Objective: Copy out all lines in the data below containing the string "Alex".
──────
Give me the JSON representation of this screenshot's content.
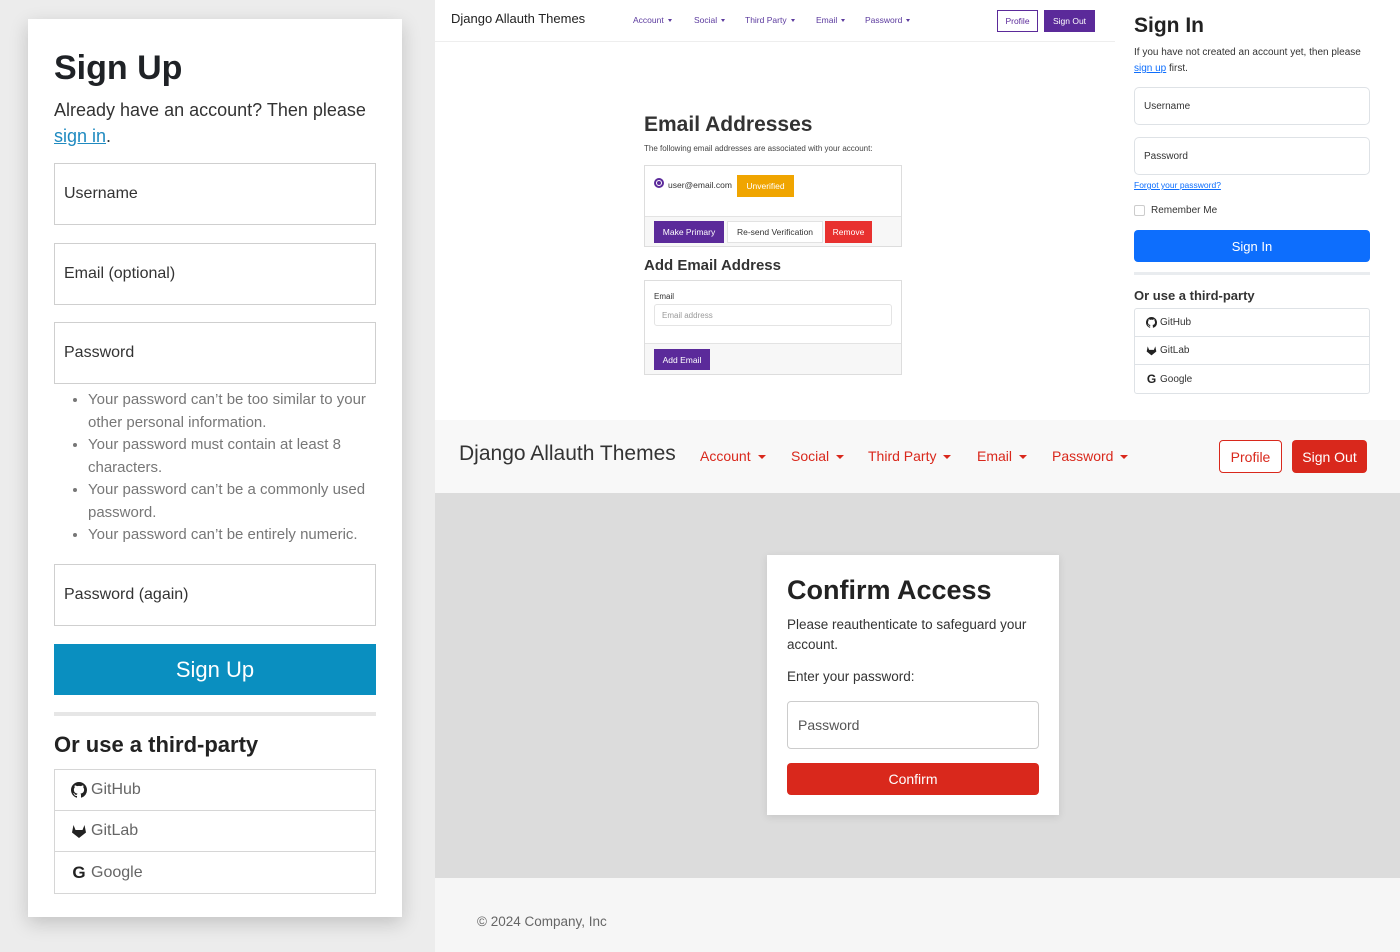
{
  "signup": {
    "title": "Sign Up",
    "intro_prefix": "Already have an account? Then please ",
    "intro_link": "sign in",
    "intro_suffix": ".",
    "fields": {
      "username": "Username",
      "email": "Email (optional)",
      "password": "Password",
      "password2": "Password (again)"
    },
    "help": [
      "Your password can’t be too similar to your other personal information.",
      "Your password must contain at least 8 characters.",
      "Your password can’t be a commonly used password.",
      "Your password can’t be entirely numeric."
    ],
    "submit": "Sign Up",
    "third_party_title": "Or use a third-party",
    "providers": [
      {
        "label": "GitHub",
        "icon": "github-icon"
      },
      {
        "label": "GitLab",
        "icon": "gitlab-icon"
      },
      {
        "label": "Google",
        "icon": "google-icon"
      }
    ],
    "accent": "#0a8fc0"
  },
  "email_page": {
    "brand": "Django Allauth Themes",
    "menu": [
      "Account",
      "Social",
      "Third Party",
      "Email",
      "Password"
    ],
    "profile": "Profile",
    "sign_out": "Sign Out",
    "title": "Email Addresses",
    "description": "The following email addresses are associated with your account:",
    "address": "user@email.com",
    "badge": "Unverified",
    "actions": {
      "primary": "Make Primary",
      "resend": "Re-send Verification",
      "remove": "Remove"
    },
    "add_title": "Add Email Address",
    "add_label": "Email",
    "add_placeholder": "Email address",
    "add_button": "Add Email",
    "accent": "#5b2a9a"
  },
  "signin": {
    "title": "Sign In",
    "intro_prefix": "If you have not created an account yet, then please ",
    "intro_link": "sign up",
    "intro_suffix": " first.",
    "username_placeholder": "Username",
    "password_placeholder": "Password",
    "forgot": "Forgot your password?",
    "remember": "Remember Me",
    "submit": "Sign In",
    "third_party_title": "Or use a third-party",
    "providers": [
      {
        "label": "GitHub",
        "icon": "github-icon"
      },
      {
        "label": "GitLab",
        "icon": "gitlab-icon"
      },
      {
        "label": "Google",
        "icon": "google-icon"
      }
    ],
    "accent": "#0d6efd"
  },
  "confirm_page": {
    "brand": "Django Allauth Themes",
    "menu": [
      "Account",
      "Social",
      "Third Party",
      "Email",
      "Password"
    ],
    "profile": "Profile",
    "sign_out": "Sign Out",
    "title": "Confirm Access",
    "description": "Please reauthenticate to safeguard your account.",
    "label": "Enter your password:",
    "password_placeholder": "Password",
    "submit": "Confirm",
    "footer": "© 2024 Company, Inc",
    "accent": "#d9281c"
  }
}
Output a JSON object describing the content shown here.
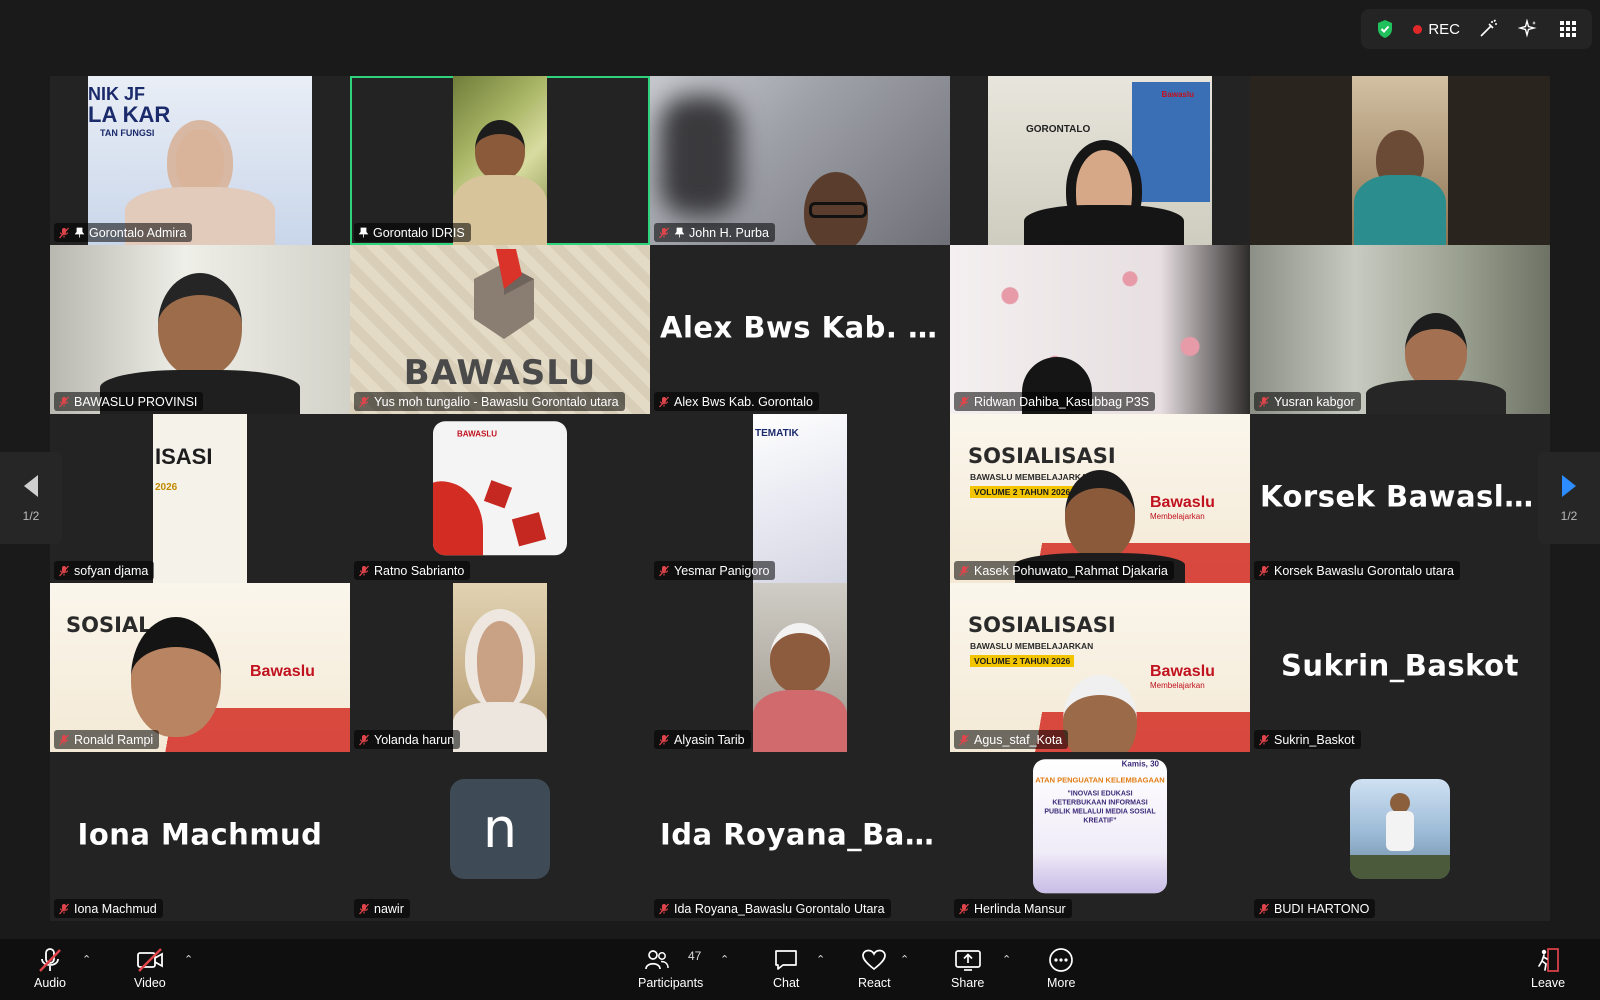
{
  "top_bar": {
    "rec_label": "REC"
  },
  "pager": {
    "left_label": "1/2",
    "right_label": "1/2"
  },
  "tiles": [
    {
      "name": "Gorontalo Admira"
    },
    {
      "name": "Gorontalo IDRIS"
    },
    {
      "name": "John H. Purba"
    },
    {
      "name": ""
    },
    {
      "name": ""
    },
    {
      "name": "BAWASLU PROVINSI"
    },
    {
      "name": "Yus moh tungalio - Bawaslu Gorontalo utara"
    },
    {
      "name": "Alex Bws Kab. Gorontalo",
      "display": "Alex Bws Kab. G..."
    },
    {
      "name": "Ridwan Dahiba_Kasubbag P3S"
    },
    {
      "name": "Yusran kabgor"
    },
    {
      "name": "sofyan djama"
    },
    {
      "name": "Ratno Sabrianto"
    },
    {
      "name": "Yesmar Panigoro"
    },
    {
      "name": "Kasek Pohuwato_Rahmat Djakaria"
    },
    {
      "name": "Korsek Bawaslu Gorontalo utara",
      "display": "Korsek Bawaslu..."
    },
    {
      "name": "Ronald Rampi"
    },
    {
      "name": "Yolanda harun"
    },
    {
      "name": "Alyasin Tarib"
    },
    {
      "name": "Agus_staf_Kota"
    },
    {
      "name": "Sukrin_Baskot",
      "display": "Sukrin_Baskot"
    },
    {
      "name": "Iona Machmud",
      "display": "Iona Machmud"
    },
    {
      "name": "nawir",
      "display": "n"
    },
    {
      "name": "Ida Royana_Bawaslu Gorontalo Utara",
      "display": "Ida Royana_Baw..."
    },
    {
      "name": "Herlinda Mansur"
    },
    {
      "name": "BUDI HARTONO"
    }
  ],
  "scene_text": {
    "bawaslu": "BAWASLU",
    "gorontalo": "GORONTALO",
    "sosialisasi": "SOSIALISASI",
    "membelajarkan": "BAWASLU MEMBELAJARKAN",
    "volume": "VOLUME 2 TAHUN 2026",
    "bawaslu_brand": "Bawaslu",
    "brand_sub": "Membelajarkan",
    "tematik": "TEMATIK",
    "isasi": "ISASI",
    "tahun": "2026",
    "sosial_short": "SOSIAL",
    "herlinda_line1": "ATAN PENGUATAN KELEMBAGAAN",
    "herlinda_line2": "\"INOVASI EDUKASI KETERBUKAAN INFORMASI PUBLIK MELALUI MEDIA SOSIAL KREATIF\"",
    "kamis": "Kamis, 30",
    "nik": "NIK JF",
    "la_kar": "LA KAR",
    "tan_fungsi": "TAN FUNGSI"
  },
  "toolbar": {
    "audio": "Audio",
    "video": "Video",
    "participants": "Participants",
    "participants_count": "47",
    "chat": "Chat",
    "react": "React",
    "share": "Share",
    "more": "More",
    "leave": "Leave"
  },
  "colors": {
    "active_speaker": "#2fd37b",
    "rec_dot": "#e02828",
    "toolbar_bg": "#0f0f0f",
    "mute_red": "#e0454b"
  }
}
──────
Right answer:
      "name": "Alex Bws Kab. Gorontalo",
      "display": "Alex Bws Kab. G..."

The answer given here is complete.